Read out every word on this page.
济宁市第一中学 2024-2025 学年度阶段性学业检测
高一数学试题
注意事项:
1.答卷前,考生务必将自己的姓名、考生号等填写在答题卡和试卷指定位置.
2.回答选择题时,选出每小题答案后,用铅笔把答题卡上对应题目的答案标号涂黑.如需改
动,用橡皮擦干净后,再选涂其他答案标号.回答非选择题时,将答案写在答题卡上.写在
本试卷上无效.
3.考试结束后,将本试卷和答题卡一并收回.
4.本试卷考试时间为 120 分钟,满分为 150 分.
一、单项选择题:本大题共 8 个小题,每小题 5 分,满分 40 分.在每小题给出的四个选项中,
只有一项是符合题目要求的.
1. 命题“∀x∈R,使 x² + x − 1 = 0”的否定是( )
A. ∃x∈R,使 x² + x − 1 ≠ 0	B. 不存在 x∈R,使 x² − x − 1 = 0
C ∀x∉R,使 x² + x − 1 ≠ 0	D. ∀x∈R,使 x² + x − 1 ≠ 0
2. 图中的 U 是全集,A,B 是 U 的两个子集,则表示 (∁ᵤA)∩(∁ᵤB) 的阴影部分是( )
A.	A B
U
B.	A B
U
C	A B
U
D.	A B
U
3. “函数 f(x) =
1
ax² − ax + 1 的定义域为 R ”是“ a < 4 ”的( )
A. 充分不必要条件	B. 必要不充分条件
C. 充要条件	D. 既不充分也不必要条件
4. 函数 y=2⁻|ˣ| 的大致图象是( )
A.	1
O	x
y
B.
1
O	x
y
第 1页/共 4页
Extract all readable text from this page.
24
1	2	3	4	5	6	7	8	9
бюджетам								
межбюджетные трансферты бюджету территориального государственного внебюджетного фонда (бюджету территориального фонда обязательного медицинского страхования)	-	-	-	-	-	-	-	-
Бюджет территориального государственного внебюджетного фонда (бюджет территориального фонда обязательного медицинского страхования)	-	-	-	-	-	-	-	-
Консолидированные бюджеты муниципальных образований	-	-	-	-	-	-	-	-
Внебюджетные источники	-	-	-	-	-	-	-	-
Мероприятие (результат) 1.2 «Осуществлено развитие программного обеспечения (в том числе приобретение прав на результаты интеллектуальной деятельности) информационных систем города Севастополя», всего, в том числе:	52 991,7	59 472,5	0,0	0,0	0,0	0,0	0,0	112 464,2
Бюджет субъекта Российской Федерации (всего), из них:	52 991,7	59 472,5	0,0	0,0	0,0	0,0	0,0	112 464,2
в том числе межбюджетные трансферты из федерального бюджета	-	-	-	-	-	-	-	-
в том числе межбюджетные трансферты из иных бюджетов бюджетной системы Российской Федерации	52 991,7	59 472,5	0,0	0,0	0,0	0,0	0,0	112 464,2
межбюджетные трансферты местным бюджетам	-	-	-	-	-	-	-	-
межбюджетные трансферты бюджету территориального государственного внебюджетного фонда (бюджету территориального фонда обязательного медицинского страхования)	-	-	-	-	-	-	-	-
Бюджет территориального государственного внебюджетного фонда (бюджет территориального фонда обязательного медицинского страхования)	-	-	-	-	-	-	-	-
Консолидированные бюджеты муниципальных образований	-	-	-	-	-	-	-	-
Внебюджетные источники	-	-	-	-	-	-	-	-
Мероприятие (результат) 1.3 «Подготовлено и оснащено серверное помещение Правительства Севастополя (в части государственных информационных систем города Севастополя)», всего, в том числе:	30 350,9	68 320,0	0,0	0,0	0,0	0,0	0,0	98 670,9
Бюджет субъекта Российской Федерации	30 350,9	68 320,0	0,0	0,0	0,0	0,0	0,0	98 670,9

- What you will do -
Copy each line of the records that contains the word "межбюджетные".

- Reply to the task -
межбюджетные трансферты бюджету территориального государственного внебюджетного фонда (бюджету территориального фонда обязательного медицинского страхования)	-	-	-	-	-	-	-	-
в том числе межбюджетные трансферты из федерального бюджета	-	-	-	-	-	-	-	-
в том числе межбюджетные трансферты из иных бюджетов бюджетной системы Российской Федерации	52 991,7	59 472,5	0,0	0,0	0,0	0,0	0,0	112 464,2
межбюджетные трансферты местным бюджетам	-	-	-	-	-	-	-	-
межбюджетные трансферты бюджету территориального государственного внебюджетного фонда (бюджету территориального фонда обязательного медицинского страхования)	-	-	-	-	-	-	-	-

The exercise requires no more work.